[Supplied material]
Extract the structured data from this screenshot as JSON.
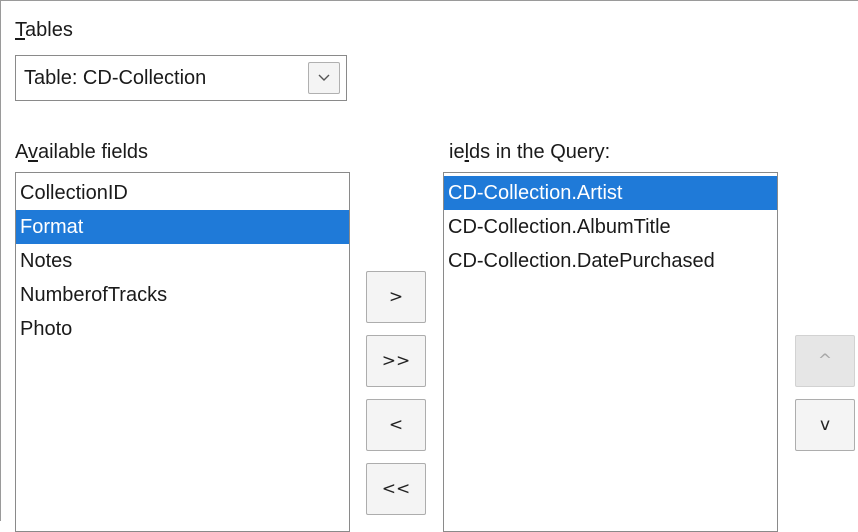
{
  "tables": {
    "label_accel": "T",
    "label_rest": "ables",
    "selected_table": "Table: CD-Collection"
  },
  "available_fields": {
    "label_prefix": "A",
    "label_accel": "v",
    "label_rest": "ailable fields",
    "items": [
      "CollectionID",
      "Format",
      "Notes",
      "NumberofTracks",
      "Photo"
    ],
    "selected_index": 1
  },
  "query_fields": {
    "label_visible_start": "ie",
    "label_accel": "l",
    "label_rest": "ds in the Query:",
    "items": [
      "CD-Collection.Artist",
      "CD-Collection.AlbumTitle",
      "CD-Collection.DatePurchased"
    ],
    "selected_index": 0
  },
  "transfer_buttons": {
    "add_selected": ">",
    "add_all": ">>",
    "remove_selected": "<",
    "remove_all": "<<"
  },
  "order_buttons": {
    "move_up": "^",
    "move_down": "v"
  }
}
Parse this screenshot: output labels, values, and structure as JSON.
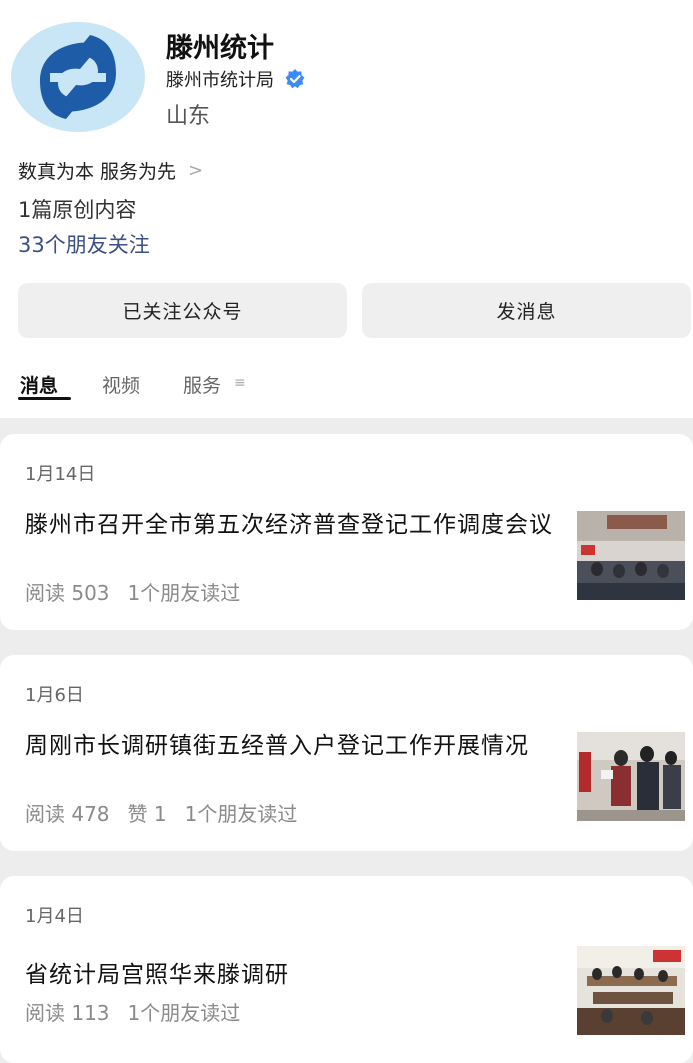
{
  "account": {
    "name": "滕州统计",
    "org": "滕州市统计局",
    "region": "山东",
    "motto": "数真为本 服务为先",
    "original": "1篇原创内容",
    "friends": "33个朋友关注"
  },
  "buttons": {
    "follow": "已关注公众号",
    "message": "发消息"
  },
  "tabs": [
    "消息",
    "视频",
    "服务"
  ],
  "articles": [
    {
      "date": "1月14日",
      "title": "滕州市召开全市第五次经济普查登记工作调度会议",
      "meta": [
        "阅读 503",
        "1个朋友读过"
      ]
    },
    {
      "date": "1月6日",
      "title": "周刚市长调研镇街五经普入户登记工作开展情况",
      "meta": [
        "阅读 478",
        "赞 1",
        "1个朋友读过"
      ]
    },
    {
      "date": "1月4日",
      "title": "省统计局宫照华来滕调研",
      "meta": [
        "阅读 113",
        "1个朋友读过"
      ]
    }
  ],
  "colors": {
    "link": "#3a4f86",
    "verified": "#3d8af7",
    "logo_blue": "#1f5ca8",
    "logo_bg": "#bfe0f3"
  }
}
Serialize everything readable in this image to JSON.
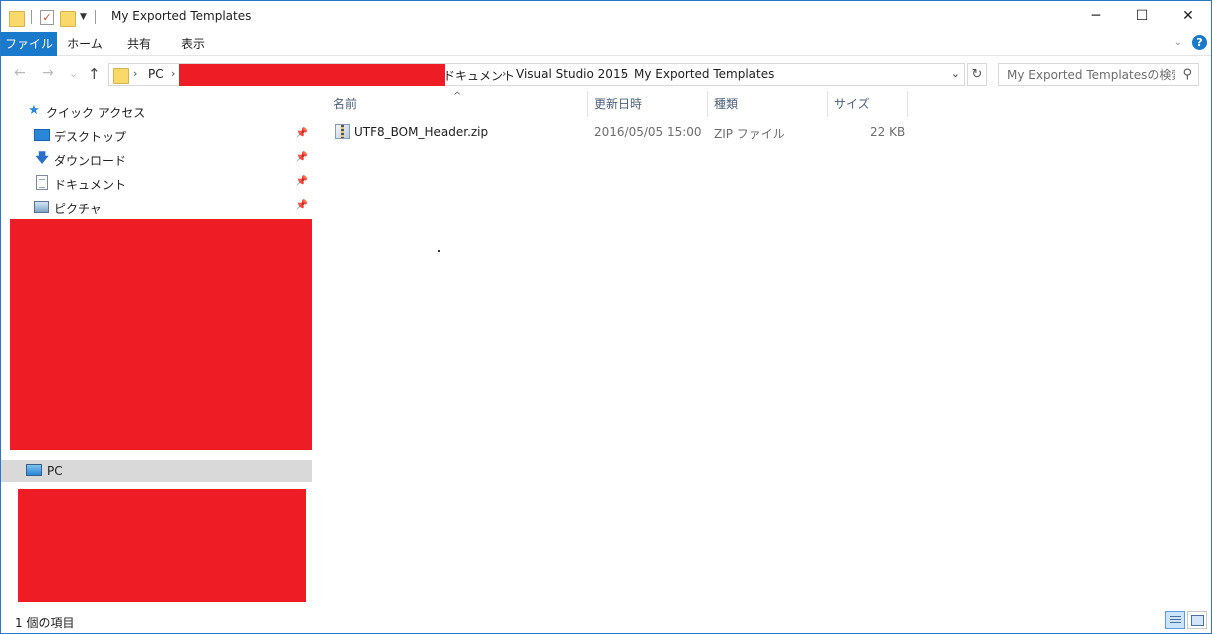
{
  "window": {
    "title": "My Exported Templates",
    "controls": {
      "minimize": "─",
      "maximize": "☐",
      "close": "✕"
    }
  },
  "ribbon": {
    "tabs": [
      "ファイル",
      "ホーム",
      "共有",
      "表示"
    ],
    "help": "?"
  },
  "navigation": {
    "back": "←",
    "forward": "→",
    "recent": "⌄",
    "up": "↑",
    "breadcrumb": {
      "root": "PC",
      "documents": "ドキュメント",
      "visual_studio": "Visual Studio 2015",
      "current": "My Exported Templates"
    },
    "refresh": "↻",
    "search_placeholder": "My Exported Templatesの検索"
  },
  "nav_pane": {
    "quick_access": "クイック アクセス",
    "items": [
      {
        "label": "デスクトップ",
        "icon": "desktop-icon",
        "pinned": true
      },
      {
        "label": "ダウンロード",
        "icon": "download-icon",
        "pinned": true
      },
      {
        "label": "ドキュメント",
        "icon": "documents-icon",
        "pinned": true
      },
      {
        "label": "ピクチャ",
        "icon": "pictures-icon",
        "pinned": true
      }
    ],
    "pc": "PC",
    "redaction_color": "#ee1c25"
  },
  "file_list": {
    "columns": [
      "名前",
      "更新日時",
      "種類",
      "サイズ"
    ],
    "sort_indicator": "^",
    "rows": [
      {
        "name": "UTF8_BOM_Header.zip",
        "modified": "2016/05/05 15:00",
        "type": "ZIP ファイル",
        "size": "22 KB",
        "icon": "zip-file-icon"
      }
    ]
  },
  "status": {
    "item_count": "1 個の項目"
  },
  "colors": {
    "accent": "#1979ca",
    "selection": "#d9d9d9",
    "redaction": "#ee1c25"
  }
}
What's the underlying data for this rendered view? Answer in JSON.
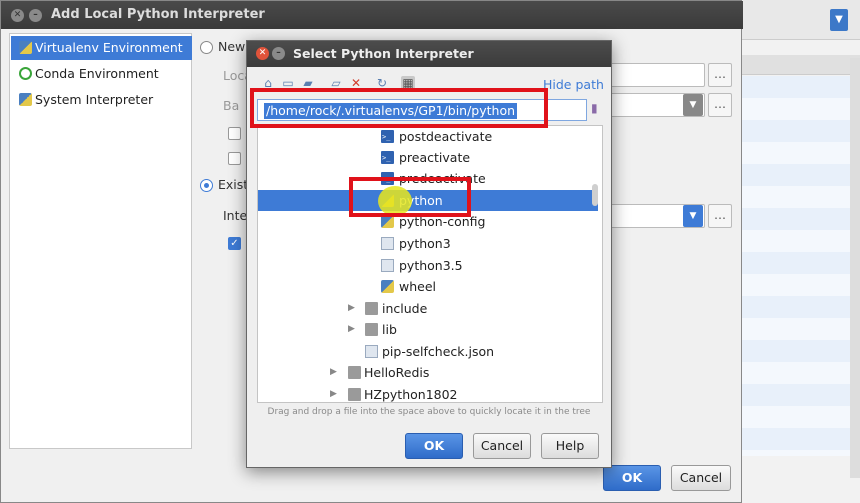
{
  "back_dialog": {
    "title": "Add Local Python Interpreter",
    "env_types": [
      {
        "label": "Virtualenv Environment",
        "selected": true
      },
      {
        "label": "Conda Environment",
        "selected": false
      },
      {
        "label": "System Interpreter",
        "selected": false
      }
    ],
    "radio_new": "New",
    "label_location": "Loca",
    "label_base": "Ba",
    "radio_existing": "Exist",
    "label_interpreter": "Inte",
    "ok": "OK",
    "cancel": "Cancel"
  },
  "front_dialog": {
    "title": "Select Python Interpreter",
    "hide_path": "Hide path",
    "path": "/home/rock/.virtualenvs/GP1/bin/python",
    "tree": [
      {
        "label": "postdeactivate",
        "icon": "script-icon"
      },
      {
        "label": "preactivate",
        "icon": "script-icon"
      },
      {
        "label": "predeactivate",
        "icon": "script-icon"
      },
      {
        "label": "python",
        "icon": "python-file-icon",
        "selected": true
      },
      {
        "label": "python-config",
        "icon": "python-file-icon"
      },
      {
        "label": "python3",
        "icon": "file-icon"
      },
      {
        "label": "python3.5",
        "icon": "file-icon"
      },
      {
        "label": "wheel",
        "icon": "python-file-icon"
      },
      {
        "label": "include",
        "icon": "folder-icon"
      },
      {
        "label": "lib",
        "icon": "folder-icon"
      },
      {
        "label": "pip-selfcheck.json",
        "icon": "file-icon"
      },
      {
        "label": "HelloRedis",
        "icon": "folder-icon"
      },
      {
        "label": "HZpython1802",
        "icon": "folder-icon"
      }
    ],
    "hint": "Drag and drop a file into the space above to quickly locate it in the tree",
    "ok": "OK",
    "cancel": "Cancel",
    "help": "Help"
  },
  "colors": {
    "accent": "#3e7bd6",
    "annotation_red": "#e0121a",
    "highlight_yellow": "#e6e61e"
  }
}
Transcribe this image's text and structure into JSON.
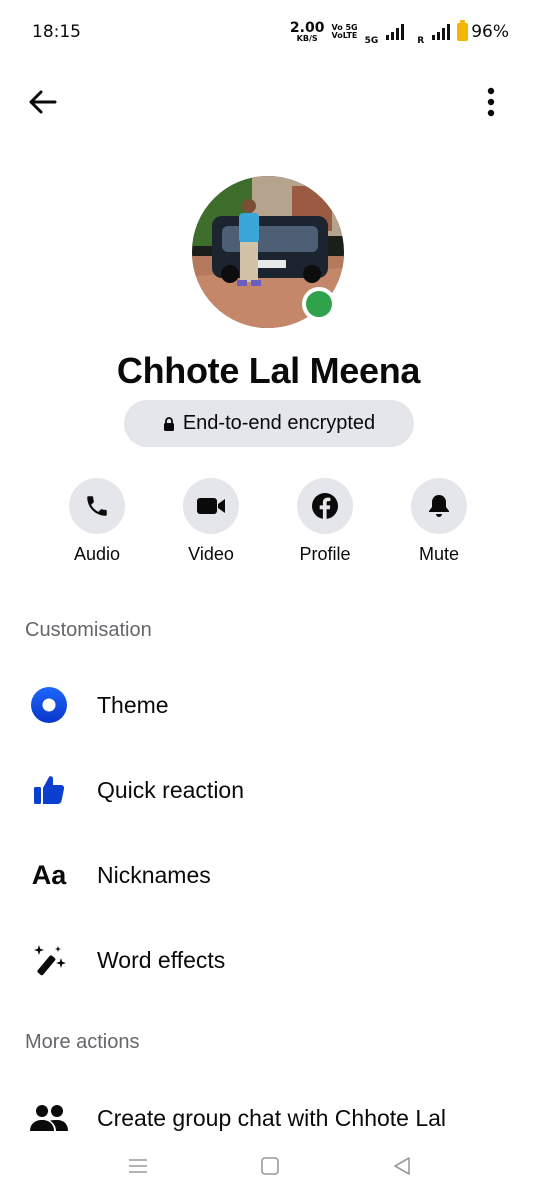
{
  "status_bar": {
    "time": "18:15",
    "net_speed_value": "2.00",
    "net_speed_unit": "KB/S",
    "network_tech_1": "Vo 5G",
    "network_tech_2": "VoLTE",
    "sim1_label": "5G",
    "sim2_label": "R",
    "battery_percent": "96%",
    "battery_color": "#f2b500"
  },
  "top_bar": {
    "back_icon": "arrow-left-icon",
    "more_icon": "more-vertical-icon"
  },
  "profile": {
    "name": "Chhote Lal Meena",
    "online": true,
    "online_color": "#31a24c",
    "encryption_label": "End-to-end encrypted"
  },
  "actions": [
    {
      "label": "Audio",
      "icon": "phone-icon"
    },
    {
      "label": "Video",
      "icon": "video-camera-icon"
    },
    {
      "label": "Profile",
      "icon": "facebook-icon"
    },
    {
      "label": "Mute",
      "icon": "bell-icon"
    }
  ],
  "customisation": {
    "title": "Customisation",
    "items": [
      {
        "label": "Theme",
        "icon": "theme-circle-icon",
        "color": "#0a50e0"
      },
      {
        "label": "Quick reaction",
        "icon": "thumbs-up-icon",
        "color": "#0a3fd0"
      },
      {
        "label": "Nicknames",
        "icon": "Aa",
        "color": "#0a0a0a"
      },
      {
        "label": "Word effects",
        "icon": "magic-wand-icon",
        "color": "#0a0a0a"
      }
    ]
  },
  "more_actions": {
    "title": "More actions",
    "items": [
      {
        "label": "Create group chat with Chhote Lal",
        "icon": "people-icon"
      }
    ]
  },
  "nav_bar": {
    "icons": [
      "menu-icon",
      "home-square-icon",
      "back-triangle-icon"
    ]
  }
}
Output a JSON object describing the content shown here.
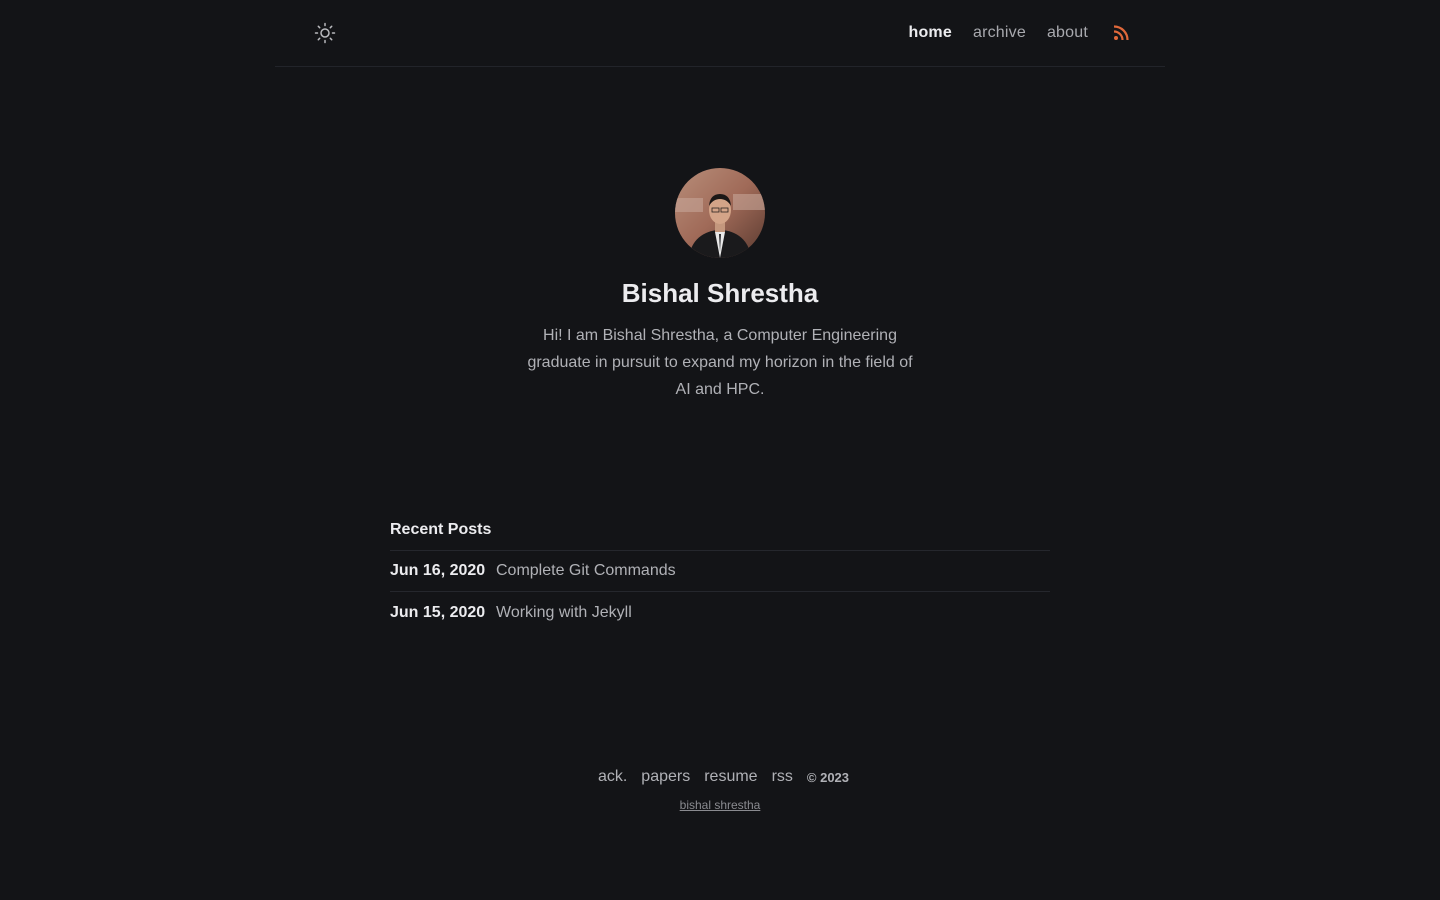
{
  "header": {
    "theme_icon": "sun-icon",
    "nav": [
      {
        "label": "home",
        "active": true
      },
      {
        "label": "archive",
        "active": false
      },
      {
        "label": "about",
        "active": false
      }
    ],
    "rss_icon": "rss-icon",
    "rss_color": "#e0683a"
  },
  "profile": {
    "name": "Bishal Shrestha",
    "bio": "Hi! I am Bishal Shrestha, a Computer Engineering graduate in pursuit to expand my horizon in the field of AI and HPC."
  },
  "posts": {
    "title": "Recent Posts",
    "items": [
      {
        "date": "Jun 16, 2020",
        "title": "Complete Git Commands"
      },
      {
        "date": "Jun 15, 2020",
        "title": "Working with Jekyll"
      }
    ]
  },
  "footer": {
    "links": [
      "ack.",
      "papers",
      "resume",
      "rss"
    ],
    "copyright": "© 2023",
    "author": "bishal shrestha"
  },
  "colors": {
    "background": "#131417",
    "text_primary": "#ececef",
    "text_secondary": "#b0b1b6"
  }
}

[Exercise]
Locate the word "Chhote" in the entries, and copy every line where it is found.

[Correct result]
    "name": "Chhote Lal Meena",
        "label": "Create group chat with Chhote Lal",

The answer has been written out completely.